Transcribe all of the records precisely as they are presented.

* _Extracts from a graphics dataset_
=====

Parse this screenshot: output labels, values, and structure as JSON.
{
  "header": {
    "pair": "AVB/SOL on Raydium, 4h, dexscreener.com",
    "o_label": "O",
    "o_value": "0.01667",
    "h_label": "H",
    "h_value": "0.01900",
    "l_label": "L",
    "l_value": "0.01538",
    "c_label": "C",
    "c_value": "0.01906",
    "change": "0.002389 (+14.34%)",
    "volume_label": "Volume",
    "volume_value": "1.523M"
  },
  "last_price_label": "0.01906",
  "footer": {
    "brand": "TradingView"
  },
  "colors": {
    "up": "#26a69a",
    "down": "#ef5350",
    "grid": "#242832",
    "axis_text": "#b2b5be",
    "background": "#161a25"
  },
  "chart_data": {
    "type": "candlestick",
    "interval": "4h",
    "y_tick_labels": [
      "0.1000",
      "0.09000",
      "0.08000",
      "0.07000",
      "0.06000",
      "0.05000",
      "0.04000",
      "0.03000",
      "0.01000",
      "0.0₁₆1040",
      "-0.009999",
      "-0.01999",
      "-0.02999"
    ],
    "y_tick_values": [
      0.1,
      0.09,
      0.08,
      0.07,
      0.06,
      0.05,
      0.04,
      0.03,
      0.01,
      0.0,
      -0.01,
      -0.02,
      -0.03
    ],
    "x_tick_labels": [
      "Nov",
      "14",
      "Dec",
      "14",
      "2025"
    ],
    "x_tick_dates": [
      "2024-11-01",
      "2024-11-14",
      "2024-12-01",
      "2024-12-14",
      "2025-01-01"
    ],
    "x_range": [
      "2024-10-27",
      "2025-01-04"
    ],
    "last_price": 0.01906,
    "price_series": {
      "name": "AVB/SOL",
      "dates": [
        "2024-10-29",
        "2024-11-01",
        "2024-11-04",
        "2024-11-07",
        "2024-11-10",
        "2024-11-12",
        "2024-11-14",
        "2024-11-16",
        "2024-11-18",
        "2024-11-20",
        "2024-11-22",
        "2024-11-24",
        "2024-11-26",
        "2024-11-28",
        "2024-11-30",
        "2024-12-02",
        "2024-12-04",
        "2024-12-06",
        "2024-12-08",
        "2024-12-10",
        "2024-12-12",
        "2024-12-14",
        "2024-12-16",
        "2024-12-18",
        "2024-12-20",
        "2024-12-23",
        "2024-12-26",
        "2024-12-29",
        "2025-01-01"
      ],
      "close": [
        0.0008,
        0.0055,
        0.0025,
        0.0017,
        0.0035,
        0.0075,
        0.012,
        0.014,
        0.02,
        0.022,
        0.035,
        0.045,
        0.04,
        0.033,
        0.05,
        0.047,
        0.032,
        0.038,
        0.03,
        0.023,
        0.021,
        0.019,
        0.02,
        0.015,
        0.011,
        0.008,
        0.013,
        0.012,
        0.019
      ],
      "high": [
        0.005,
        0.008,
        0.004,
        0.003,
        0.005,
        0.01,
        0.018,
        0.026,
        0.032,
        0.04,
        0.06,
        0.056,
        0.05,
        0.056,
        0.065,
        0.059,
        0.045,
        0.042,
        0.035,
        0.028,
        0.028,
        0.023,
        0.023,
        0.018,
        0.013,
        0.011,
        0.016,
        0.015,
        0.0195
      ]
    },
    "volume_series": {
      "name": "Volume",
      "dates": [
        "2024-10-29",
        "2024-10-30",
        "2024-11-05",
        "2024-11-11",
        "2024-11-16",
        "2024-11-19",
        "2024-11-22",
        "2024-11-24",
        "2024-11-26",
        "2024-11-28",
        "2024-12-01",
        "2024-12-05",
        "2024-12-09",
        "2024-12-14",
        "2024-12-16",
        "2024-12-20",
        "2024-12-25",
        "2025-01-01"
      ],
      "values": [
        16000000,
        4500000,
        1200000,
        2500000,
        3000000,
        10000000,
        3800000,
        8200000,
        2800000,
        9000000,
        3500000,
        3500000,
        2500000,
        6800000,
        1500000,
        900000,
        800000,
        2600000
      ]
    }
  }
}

=====

* _CORRECT ANSWER_
Parse this screenshot: output labels, values, and structure as JSON.
{
  "header": {
    "pair": "AVB/SOL on Raydium, 4h, dexscreener.com",
    "o_label": "O",
    "o_value": "0.01667",
    "h_label": "H",
    "h_value": "0.01900",
    "l_label": "L",
    "l_value": "0.01538",
    "c_label": "C",
    "c_value": "0.01906",
    "change": "0.002389 (+14.34%)",
    "volume_label": "Volume",
    "volume_value": "1.523M"
  },
  "last_price_label": "0.01906",
  "footer": {
    "brand": "TradingView"
  },
  "colors": {
    "up": "#26a69a",
    "down": "#ef5350",
    "grid": "#242832",
    "axis_text": "#b2b5be",
    "background": "#161a25"
  },
  "chart_data": {
    "type": "candlestick",
    "interval": "4h",
    "y_tick_labels": [
      "0.1000",
      "0.09000",
      "0.08000",
      "0.07000",
      "0.06000",
      "0.05000",
      "0.04000",
      "0.03000",
      "0.01000",
      "0.0₁₆1040",
      "-0.009999",
      "-0.01999",
      "-0.02999"
    ],
    "y_tick_values": [
      0.1,
      0.09,
      0.08,
      0.07,
      0.06,
      0.05,
      0.04,
      0.03,
      0.01,
      0.0,
      -0.01,
      -0.02,
      -0.03
    ],
    "x_tick_labels": [
      "Nov",
      "14",
      "Dec",
      "14",
      "2025"
    ],
    "x_tick_dates": [
      "2024-11-01",
      "2024-11-14",
      "2024-12-01",
      "2024-12-14",
      "2025-01-01"
    ],
    "x_range": [
      "2024-10-27",
      "2025-01-04"
    ],
    "last_price": 0.01906,
    "price_series": {
      "name": "AVB/SOL",
      "dates": [
        "2024-10-29",
        "2024-11-01",
        "2024-11-04",
        "2024-11-07",
        "2024-11-10",
        "2024-11-12",
        "2024-11-14",
        "2024-11-16",
        "2024-11-18",
        "2024-11-20",
        "2024-11-22",
        "2024-11-24",
        "2024-11-26",
        "2024-11-28",
        "2024-11-30",
        "2024-12-02",
        "2024-12-04",
        "2024-12-06",
        "2024-12-08",
        "2024-12-10",
        "2024-12-12",
        "2024-12-14",
        "2024-12-16",
        "2024-12-18",
        "2024-12-20",
        "2024-12-23",
        "2024-12-26",
        "2024-12-29",
        "2025-01-01"
      ],
      "close": [
        0.0008,
        0.0055,
        0.0025,
        0.0017,
        0.0035,
        0.0075,
        0.012,
        0.014,
        0.02,
        0.022,
        0.035,
        0.045,
        0.04,
        0.033,
        0.05,
        0.047,
        0.032,
        0.038,
        0.03,
        0.023,
        0.021,
        0.019,
        0.02,
        0.015,
        0.011,
        0.008,
        0.013,
        0.012,
        0.019
      ],
      "high": [
        0.005,
        0.008,
        0.004,
        0.003,
        0.005,
        0.01,
        0.018,
        0.026,
        0.032,
        0.04,
        0.06,
        0.056,
        0.05,
        0.056,
        0.065,
        0.059,
        0.045,
        0.042,
        0.035,
        0.028,
        0.028,
        0.023,
        0.023,
        0.018,
        0.013,
        0.011,
        0.016,
        0.015,
        0.0195
      ]
    },
    "volume_series": {
      "name": "Volume",
      "dates": [
        "2024-10-29",
        "2024-10-30",
        "2024-11-05",
        "2024-11-11",
        "2024-11-16",
        "2024-11-19",
        "2024-11-22",
        "2024-11-24",
        "2024-11-26",
        "2024-11-28",
        "2024-12-01",
        "2024-12-05",
        "2024-12-09",
        "2024-12-14",
        "2024-12-16",
        "2024-12-20",
        "2024-12-25",
        "2025-01-01"
      ],
      "values": [
        16000000,
        4500000,
        1200000,
        2500000,
        3000000,
        10000000,
        3800000,
        8200000,
        2800000,
        9000000,
        3500000,
        3500000,
        2500000,
        6800000,
        1500000,
        900000,
        800000,
        2600000
      ]
    }
  }
}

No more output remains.